AIM OF THE EXERCISE: Copy each line of the data below exactly, leaving out pictures.
++++ DATA FOR PROCESSING ++++
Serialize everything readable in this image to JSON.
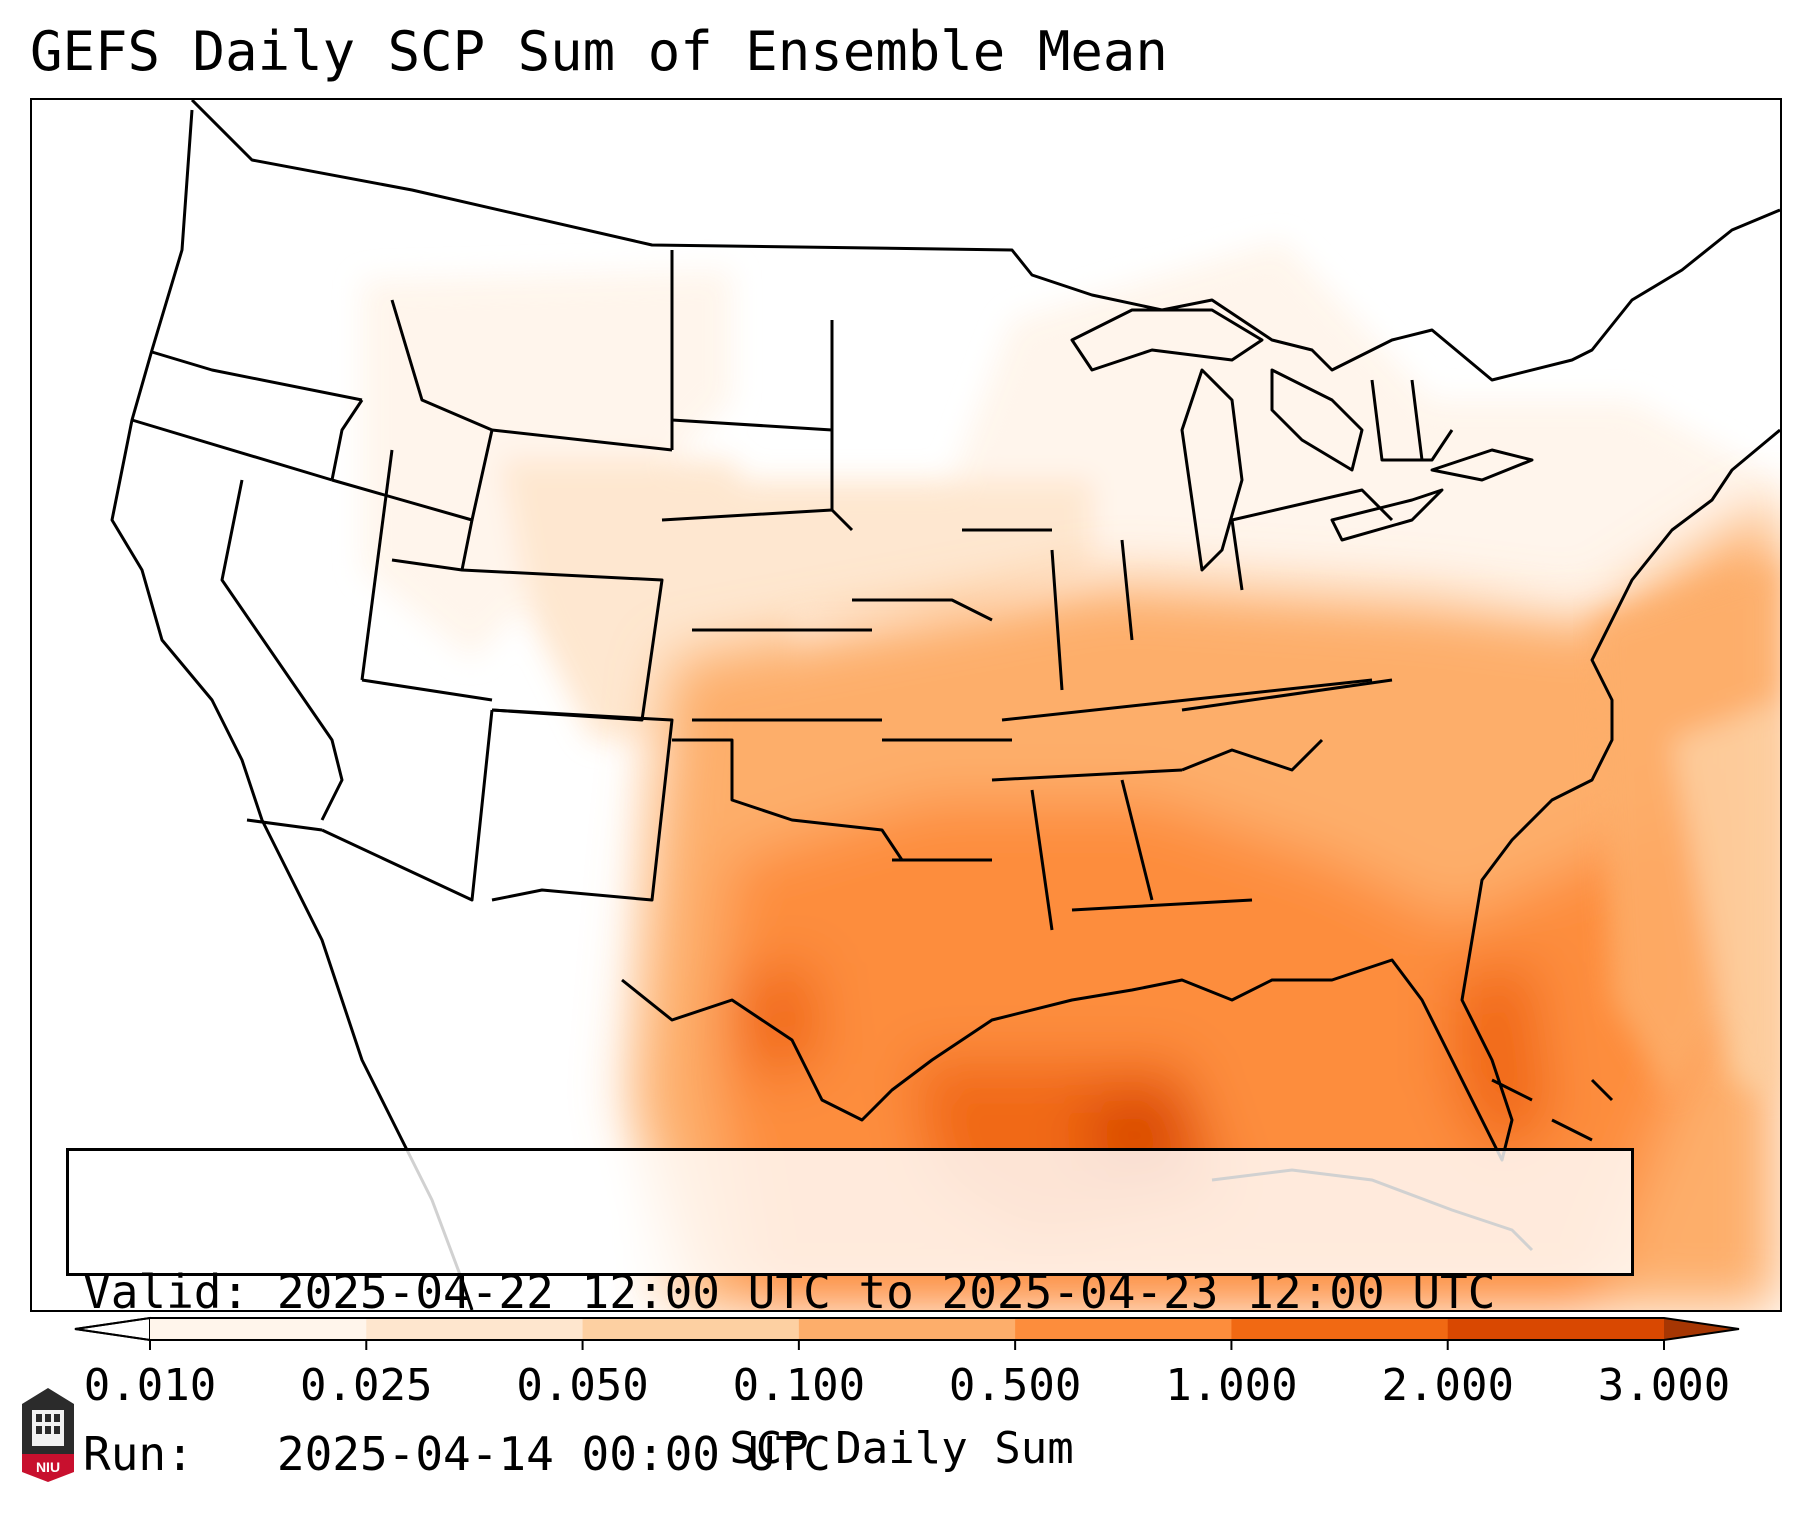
{
  "title": "GEFS Daily SCP Sum of Ensemble Mean",
  "info": {
    "valid_label": "Valid:",
    "valid_value": "2025-04-22 12:00 UTC to 2025-04-23 12:00 UTC",
    "run_label": "Run:",
    "run_value": "2025-04-14 00:00 UTC"
  },
  "colorbar": {
    "label": "SCP Daily Sum",
    "ticks": [
      "0.010",
      "0.025",
      "0.050",
      "0.100",
      "0.500",
      "1.000",
      "2.000",
      "3.000"
    ],
    "colors": [
      "#fff5eb",
      "#fee6ce",
      "#fdd0a2",
      "#fdae6b",
      "#fd8d3c",
      "#f16913",
      "#d94801"
    ],
    "under_color": "#ffffff",
    "over_color": "#a63603"
  },
  "logo": {
    "text": "NIU",
    "color": "#c8102e",
    "icon": "university-tower-icon"
  }
}
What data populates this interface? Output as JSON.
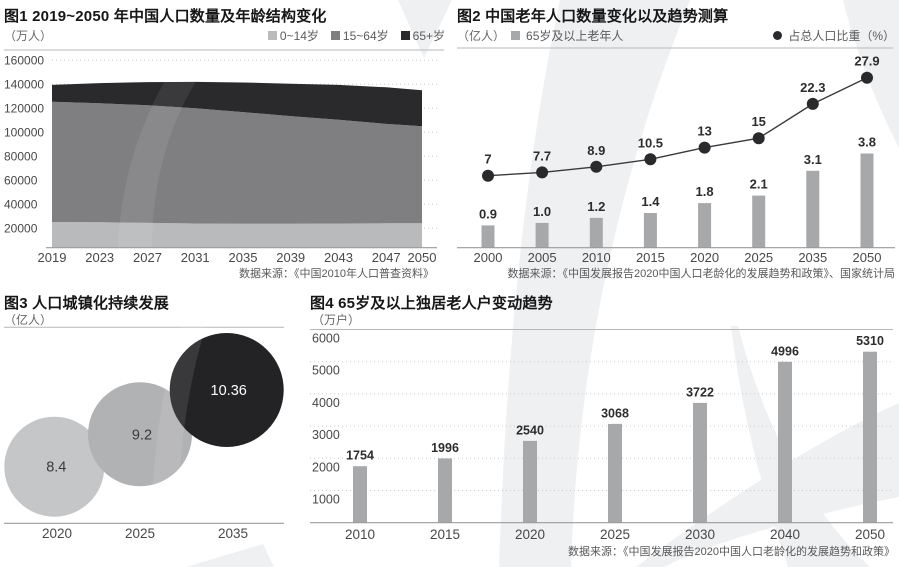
{
  "page": {
    "background": "#ffffff",
    "watermark_color": "#eef0f2",
    "title_color": "#161616",
    "muted_text_color": "#58585a",
    "bar_color": "#a7a8aa",
    "dark_series_color": "#2a2a2c"
  },
  "chart_data": [
    {
      "id": "chart1",
      "type": "area",
      "stacked": true,
      "title": "图1 2019~2050 年中国人口数量及年龄结构变化",
      "unit": "（万人）",
      "ylabel": "万人",
      "source": "数据来源：《中国2010年人口普查资料》",
      "legend_position": "top-right",
      "grid": "dotted-horizontal",
      "legend": [
        {
          "label": "0~14岁",
          "color": "#b9babc"
        },
        {
          "label": "15~64岁",
          "color": "#7f7f82"
        },
        {
          "label": "65+岁",
          "color": "#2a2a2c"
        }
      ],
      "x": [
        2019,
        2023,
        2027,
        2031,
        2035,
        2039,
        2043,
        2047,
        2050
      ],
      "series": [
        {
          "name": "0~14岁",
          "color": "#b9babc",
          "values": [
            25200,
            25000,
            24500,
            24000,
            23800,
            23800,
            24000,
            24100,
            24100
          ]
        },
        {
          "name": "15~64岁",
          "color": "#7f7f82",
          "values": [
            100300,
            99200,
            98000,
            96000,
            93000,
            89700,
            86500,
            82900,
            80900
          ]
        },
        {
          "name": "65+岁",
          "color": "#2a2a2c",
          "values": [
            14000,
            16800,
            19300,
            22000,
            24700,
            27000,
            29000,
            30500,
            30000
          ]
        }
      ],
      "yticks": [
        160000,
        140000,
        120000,
        100000,
        80000,
        60000,
        40000,
        20000
      ],
      "ylim": [
        0,
        160000
      ]
    },
    {
      "id": "chart2",
      "type": "combo-bar-line",
      "title": "图2 中国老年人口数量变化以及趋势测算",
      "unit": "（亿人）",
      "source": "数据来源：《中国发展报告2020中国人口老龄化的发展趋势和政策》、国家统计局",
      "categories": [
        "2000",
        "2005",
        "2010",
        "2015",
        "2020",
        "2025",
        "2035",
        "2050"
      ],
      "series": [
        {
          "name": "65岁及以上老年人",
          "legend_label": "65岁及以上老年人",
          "type": "bar",
          "unit": "亿人",
          "color": "#a7a8aa",
          "values": [
            0.9,
            1.0,
            1.2,
            1.4,
            1.8,
            2.1,
            3.1,
            3.8
          ],
          "labels": [
            "0.9",
            "1.0",
            "1.2",
            "1.4",
            "1.8",
            "2.1",
            "3.1",
            "3.8"
          ]
        },
        {
          "name": "占总人口比重",
          "legend_label": "占总人口比重（%）",
          "type": "line",
          "unit": "%",
          "color": "#2a2a2c",
          "values": [
            7,
            7.7,
            8.9,
            10.5,
            13,
            15,
            22.3,
            27.9
          ],
          "labels": [
            "7",
            "7.7",
            "8.9",
            "10.5",
            "13",
            "15",
            "22.3",
            "27.9"
          ]
        }
      ]
    },
    {
      "id": "chart3",
      "type": "bubble",
      "title": "图3 人口城镇化持续发展",
      "unit": "（亿人）",
      "categories": [
        "2020",
        "2025",
        "2035"
      ],
      "values": [
        8.4,
        9.2,
        10.36
      ],
      "labels": [
        "8.4",
        "9.2",
        "10.36"
      ],
      "bubble_colors": [
        "#c5c6c8",
        "#b1b2b4",
        "#232326"
      ],
      "label_colors": [
        "#3b3b3d",
        "#3b3b3d",
        "#ffffff"
      ]
    },
    {
      "id": "chart4",
      "type": "bar",
      "title": "图4 65岁及以上独居老人户变动趋势",
      "unit": "（万户）",
      "source": "数据来源：《中国发展报告2020中国人口老龄化的发展趋势和政策》",
      "categories": [
        "2010",
        "2015",
        "2020",
        "2025",
        "2030",
        "2040",
        "2050"
      ],
      "values": [
        1754,
        1996,
        2540,
        3068,
        3722,
        4996,
        5310
      ],
      "labels": [
        "1754",
        "1996",
        "2540",
        "3068",
        "3722",
        "4996",
        "5310"
      ],
      "bar_color": "#a7a8aa",
      "yticks": [
        6000,
        5000,
        4000,
        3000,
        2000,
        1000
      ],
      "ylim": [
        0,
        6000
      ],
      "grid": "dotted-horizontal"
    }
  ]
}
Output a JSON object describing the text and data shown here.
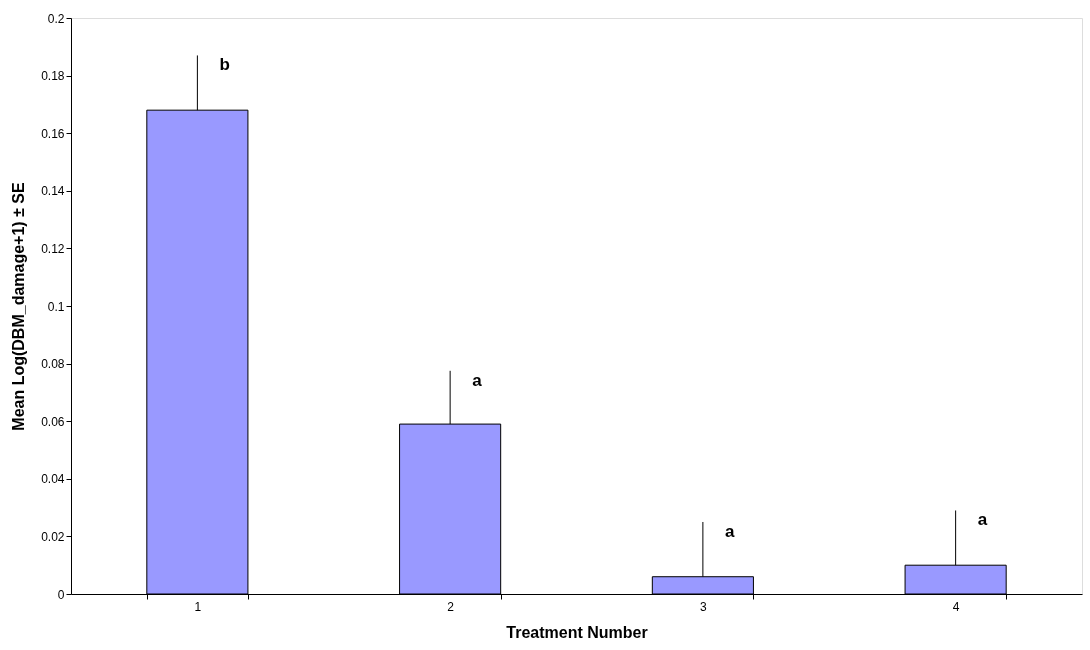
{
  "chart_data": {
    "type": "bar",
    "xlabel": "Treatment Number",
    "ylabel": "Mean Log(DBM_damage+1) ± SE",
    "categories": [
      "1",
      "2",
      "3",
      "4"
    ],
    "values": [
      0.168,
      0.059,
      0.006,
      0.01
    ],
    "errors": [
      [
        0.168,
        0.187
      ],
      [
        0.059,
        0.0775
      ],
      [
        0.006,
        0.025
      ],
      [
        0.01,
        0.029
      ]
    ],
    "color": "#9999ff",
    "ylim": [
      0,
      0.2
    ],
    "yticks": [
      0,
      0.02,
      0.04,
      0.06,
      0.08,
      0.1,
      0.12,
      0.14,
      0.16,
      0.18,
      0.2
    ],
    "grid": false,
    "annotations": [
      {
        "text": "b",
        "x": "1",
        "y": 0.187
      },
      {
        "text": "a",
        "x": "2",
        "y": 0.0775
      },
      {
        "text": "a",
        "x": "3",
        "y": 0.025
      },
      {
        "text": "a",
        "x": "4",
        "y": 0.029
      }
    ]
  }
}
++++
OUTPUT FOR THIS TASK:
Serialize everything readable in this image to JSON.
{
  "title": "GEFS Daily SCP Sum of Ensemble Mean",
  "info": {
    "valid_label": "Valid:",
    "valid_value": "2025-04-22 12:00 UTC to 2025-04-23 12:00 UTC",
    "run_label": "Run:",
    "run_value": "2025-04-14 00:00 UTC"
  },
  "colorbar": {
    "label": "SCP Daily Sum",
    "ticks": [
      "0.010",
      "0.025",
      "0.050",
      "0.100",
      "0.500",
      "1.000",
      "2.000",
      "3.000"
    ],
    "colors": [
      "#fff5eb",
      "#fee6ce",
      "#fdd0a2",
      "#fdae6b",
      "#fd8d3c",
      "#f16913",
      "#d94801"
    ],
    "under_color": "#ffffff",
    "over_color": "#a63603"
  },
  "logo": {
    "text": "NIU",
    "color": "#c8102e",
    "icon": "university-tower-icon"
  }
}
What data populates this interface? Output as JSON.
{
  "page": {
    "background": "#ffffff",
    "watermark_color": "#eef0f2",
    "title_color": "#161616",
    "muted_text_color": "#58585a",
    "bar_color": "#a7a8aa",
    "dark_series_color": "#2a2a2c"
  },
  "chart_data": [
    {
      "id": "chart1",
      "type": "area",
      "stacked": true,
      "title": "图1 2019~2050 年中国人口数量及年龄结构变化",
      "unit": "（万人）",
      "ylabel": "万人",
      "source": "数据来源：《中国2010年人口普查资料》",
      "legend_position": "top-right",
      "grid": "dotted-horizontal",
      "legend": [
        {
          "label": "0~14岁",
          "color": "#b9babc"
        },
        {
          "label": "15~64岁",
          "color": "#7f7f82"
        },
        {
          "label": "65+岁",
          "color": "#2a2a2c"
        }
      ],
      "x": [
        2019,
        2023,
        2027,
        2031,
        2035,
        2039,
        2043,
        2047,
        2050
      ],
      "series": [
        {
          "name": "0~14岁",
          "color": "#b9babc",
          "values": [
            25200,
            25000,
            24500,
            24000,
            23800,
            23800,
            24000,
            24100,
            24100
          ]
        },
        {
          "name": "15~64岁",
          "color": "#7f7f82",
          "values": [
            100300,
            99200,
            98000,
            96000,
            93000,
            89700,
            86500,
            82900,
            80900
          ]
        },
        {
          "name": "65+岁",
          "color": "#2a2a2c",
          "values": [
            14000,
            16800,
            19300,
            22000,
            24700,
            27000,
            29000,
            30500,
            30000
          ]
        }
      ],
      "yticks": [
        160000,
        140000,
        120000,
        100000,
        80000,
        60000,
        40000,
        20000
      ],
      "ylim": [
        0,
        160000
      ]
    },
    {
      "id": "chart2",
      "type": "combo-bar-line",
      "title": "图2 中国老年人口数量变化以及趋势测算",
      "unit": "（亿人）",
      "source": "数据来源：《中国发展报告2020中国人口老龄化的发展趋势和政策》、国家统计局",
      "categories": [
        "2000",
        "2005",
        "2010",
        "2015",
        "2020",
        "2025",
        "2035",
        "2050"
      ],
      "series": [
        {
          "name": "65岁及以上老年人",
          "legend_label": "65岁及以上老年人",
          "type": "bar",
          "unit": "亿人",
          "color": "#a7a8aa",
          "values": [
            0.9,
            1.0,
            1.2,
            1.4,
            1.8,
            2.1,
            3.1,
            3.8
          ],
          "labels": [
            "0.9",
            "1.0",
            "1.2",
            "1.4",
            "1.8",
            "2.1",
            "3.1",
            "3.8"
          ]
        },
        {
          "name": "占总人口比重",
          "legend_label": "占总人口比重（%）",
          "type": "line",
          "unit": "%",
          "color": "#2a2a2c",
          "values": [
            7,
            7.7,
            8.9,
            10.5,
            13,
            15,
            22.3,
            27.9
          ],
          "labels": [
            "7",
            "7.7",
            "8.9",
            "10.5",
            "13",
            "15",
            "22.3",
            "27.9"
          ]
        }
      ]
    },
    {
      "id": "chart3",
      "type": "bubble",
      "title": "图3 人口城镇化持续发展",
      "unit": "（亿人）",
      "categories": [
        "2020",
        "2025",
        "2035"
      ],
      "values": [
        8.4,
        9.2,
        10.36
      ],
      "labels": [
        "8.4",
        "9.2",
        "10.36"
      ],
      "bubble_colors": [
        "#c5c6c8",
        "#b1b2b4",
        "#232326"
      ],
      "label_colors": [
        "#3b3b3d",
        "#3b3b3d",
        "#ffffff"
      ]
    },
    {
      "id": "chart4",
      "type": "bar",
      "title": "图4 65岁及以上独居老人户变动趋势",
      "unit": "（万户）",
      "source": "数据来源：《中国发展报告2020中国人口老龄化的发展趋势和政策》",
      "categories": [
        "2010",
        "2015",
        "2020",
        "2025",
        "2030",
        "2040",
        "2050"
      ],
      "values": [
        1754,
        1996,
        2540,
        3068,
        3722,
        4996,
        5310
      ],
      "labels": [
        "1754",
        "1996",
        "2540",
        "3068",
        "3722",
        "4996",
        "5310"
      ],
      "bar_color": "#a7a8aa",
      "yticks": [
        6000,
        5000,
        4000,
        3000,
        2000,
        1000
      ],
      "ylim": [
        0,
        6000
      ],
      "grid": "dotted-horizontal"
    }
  ]
}
Output a JSON object describing the text and data shown here.
{
  "chart_data": {
    "type": "bar",
    "xlabel": "Treatment Number",
    "ylabel": "Mean Log(DBM_damage+1) ± SE",
    "categories": [
      "1",
      "2",
      "3",
      "4"
    ],
    "values": [
      0.168,
      0.059,
      0.006,
      0.01
    ],
    "errors": [
      [
        0.168,
        0.187
      ],
      [
        0.059,
        0.0775
      ],
      [
        0.006,
        0.025
      ],
      [
        0.01,
        0.029
      ]
    ],
    "color": "#9999ff",
    "ylim": [
      0,
      0.2
    ],
    "yticks": [
      0,
      0.02,
      0.04,
      0.06,
      0.08,
      0.1,
      0.12,
      0.14,
      0.16,
      0.18,
      0.2
    ],
    "grid": false,
    "annotations": [
      {
        "text": "b",
        "x": "1",
        "y": 0.187
      },
      {
        "text": "a",
        "x": "2",
        "y": 0.0775
      },
      {
        "text": "a",
        "x": "3",
        "y": 0.025
      },
      {
        "text": "a",
        "x": "4",
        "y": 0.029
      }
    ]
  }
}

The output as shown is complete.